* _INSTRUCTIONS FOR THE TASK_:
Copy every line from the material below that holds "JSON".

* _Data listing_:
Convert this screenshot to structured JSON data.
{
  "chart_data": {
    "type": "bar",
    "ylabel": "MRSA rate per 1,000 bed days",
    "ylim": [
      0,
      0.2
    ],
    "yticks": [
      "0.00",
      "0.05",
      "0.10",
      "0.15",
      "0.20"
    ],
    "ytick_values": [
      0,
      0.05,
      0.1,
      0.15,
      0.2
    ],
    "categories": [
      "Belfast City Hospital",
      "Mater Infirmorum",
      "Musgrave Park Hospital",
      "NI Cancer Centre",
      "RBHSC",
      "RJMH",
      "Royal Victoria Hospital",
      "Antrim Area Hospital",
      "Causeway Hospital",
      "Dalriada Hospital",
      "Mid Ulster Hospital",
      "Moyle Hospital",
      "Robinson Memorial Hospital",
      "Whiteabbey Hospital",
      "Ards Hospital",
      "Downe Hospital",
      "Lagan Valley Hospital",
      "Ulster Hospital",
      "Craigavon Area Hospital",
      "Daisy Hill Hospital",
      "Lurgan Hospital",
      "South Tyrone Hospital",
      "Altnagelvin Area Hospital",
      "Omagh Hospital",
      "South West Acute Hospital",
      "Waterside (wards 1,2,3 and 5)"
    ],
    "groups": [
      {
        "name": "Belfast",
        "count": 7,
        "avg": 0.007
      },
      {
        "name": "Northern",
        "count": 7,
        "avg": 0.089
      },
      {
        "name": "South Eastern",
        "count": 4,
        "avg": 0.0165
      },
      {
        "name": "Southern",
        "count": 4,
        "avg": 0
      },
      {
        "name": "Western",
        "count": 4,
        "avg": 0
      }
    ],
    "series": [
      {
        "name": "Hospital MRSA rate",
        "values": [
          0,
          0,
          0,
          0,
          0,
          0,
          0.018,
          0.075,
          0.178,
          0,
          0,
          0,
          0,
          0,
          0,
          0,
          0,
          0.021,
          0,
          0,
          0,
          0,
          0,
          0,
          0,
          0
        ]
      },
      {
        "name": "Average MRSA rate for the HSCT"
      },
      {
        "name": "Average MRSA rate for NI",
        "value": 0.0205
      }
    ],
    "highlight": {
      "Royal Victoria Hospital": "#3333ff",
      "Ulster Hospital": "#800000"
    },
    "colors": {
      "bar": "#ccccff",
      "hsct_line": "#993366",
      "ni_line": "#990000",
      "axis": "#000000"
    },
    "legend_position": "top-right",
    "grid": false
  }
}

* * *

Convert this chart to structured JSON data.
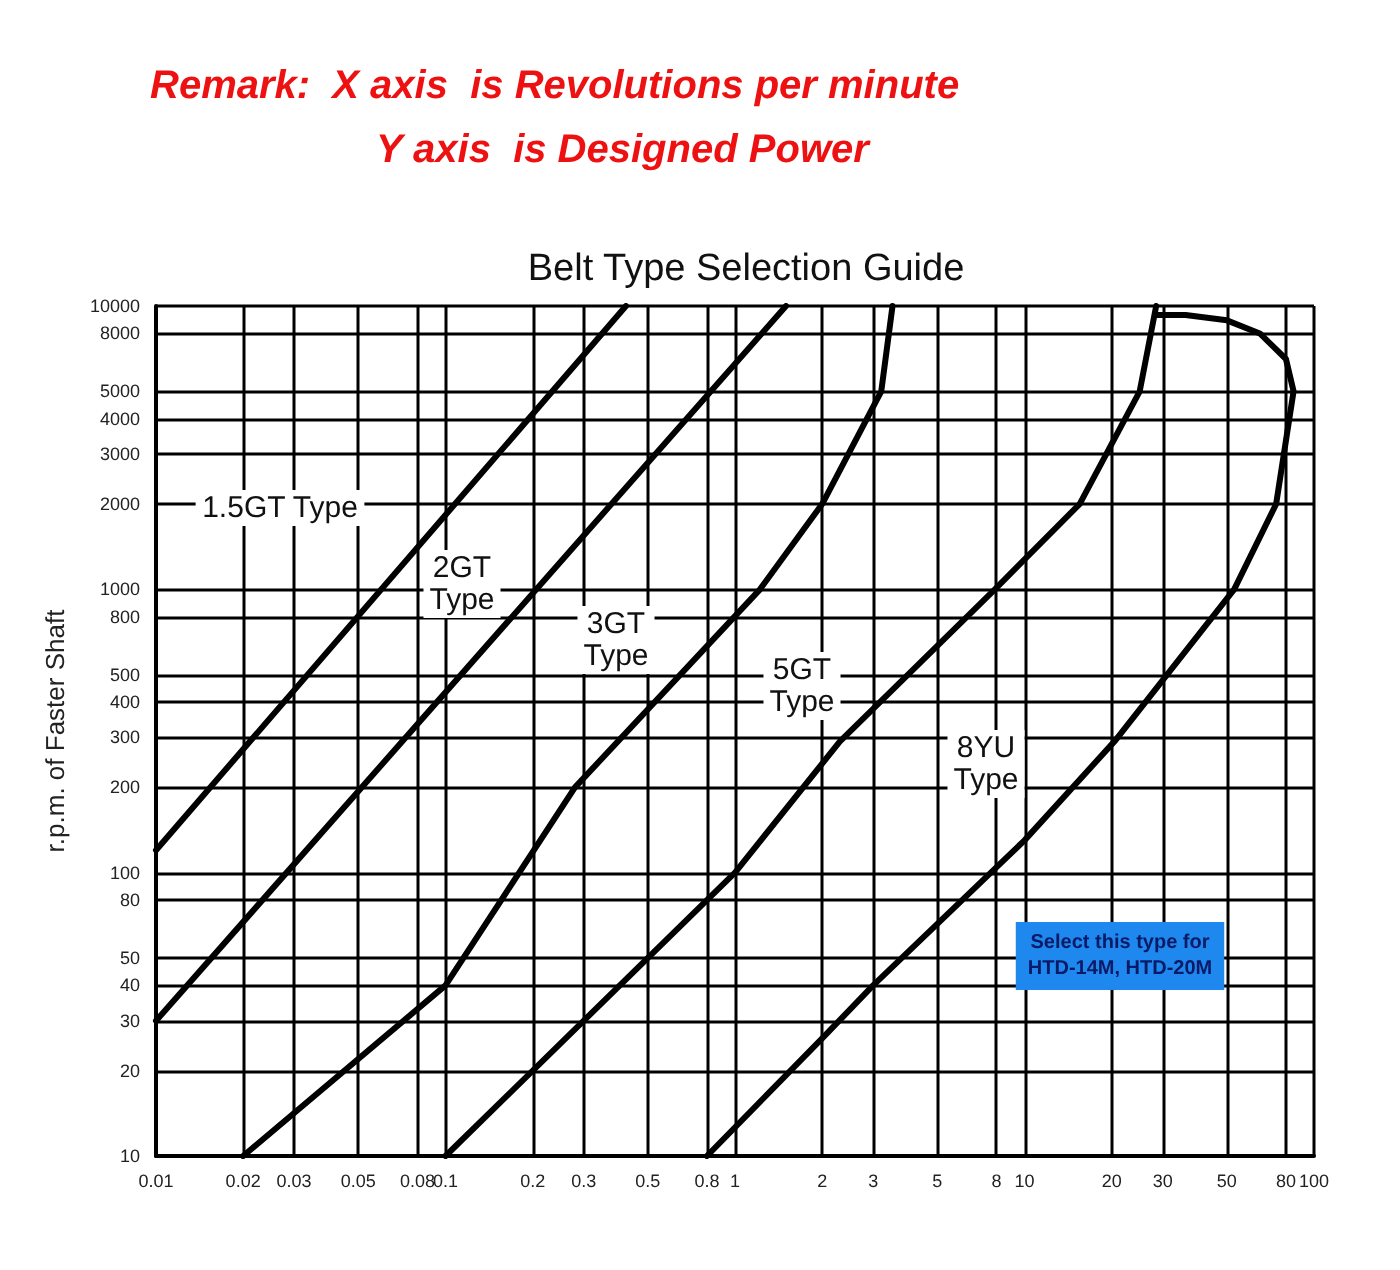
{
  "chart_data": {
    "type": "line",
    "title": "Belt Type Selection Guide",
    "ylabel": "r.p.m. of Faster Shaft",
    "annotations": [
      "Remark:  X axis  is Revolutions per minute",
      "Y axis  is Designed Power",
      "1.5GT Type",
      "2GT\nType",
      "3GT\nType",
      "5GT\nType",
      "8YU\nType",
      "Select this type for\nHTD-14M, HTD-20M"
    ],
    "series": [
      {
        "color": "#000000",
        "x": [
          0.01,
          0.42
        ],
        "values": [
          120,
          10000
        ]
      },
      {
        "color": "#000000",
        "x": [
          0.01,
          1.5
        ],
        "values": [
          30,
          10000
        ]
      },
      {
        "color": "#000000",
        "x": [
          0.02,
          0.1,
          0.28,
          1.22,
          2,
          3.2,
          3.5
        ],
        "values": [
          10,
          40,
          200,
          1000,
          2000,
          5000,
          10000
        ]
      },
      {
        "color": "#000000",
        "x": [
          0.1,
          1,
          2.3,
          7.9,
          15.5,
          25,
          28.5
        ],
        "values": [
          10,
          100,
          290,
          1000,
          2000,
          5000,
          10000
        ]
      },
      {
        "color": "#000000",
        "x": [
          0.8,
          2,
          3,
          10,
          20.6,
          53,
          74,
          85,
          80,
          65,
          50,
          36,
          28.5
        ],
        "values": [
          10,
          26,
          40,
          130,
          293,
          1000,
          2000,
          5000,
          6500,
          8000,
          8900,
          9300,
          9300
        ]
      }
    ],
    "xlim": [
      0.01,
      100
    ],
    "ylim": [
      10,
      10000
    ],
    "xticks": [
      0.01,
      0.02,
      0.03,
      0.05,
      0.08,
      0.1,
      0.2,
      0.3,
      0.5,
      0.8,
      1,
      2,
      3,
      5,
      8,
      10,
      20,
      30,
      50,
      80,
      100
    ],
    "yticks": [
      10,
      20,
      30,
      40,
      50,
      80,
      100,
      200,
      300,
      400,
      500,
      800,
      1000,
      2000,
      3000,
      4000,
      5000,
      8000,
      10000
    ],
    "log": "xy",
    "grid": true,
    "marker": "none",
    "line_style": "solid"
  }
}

* _ANSWER TO THIS EXERCISE_:
Convert this screenshot to structured JSON data.
Convert this chart to structured JSON data.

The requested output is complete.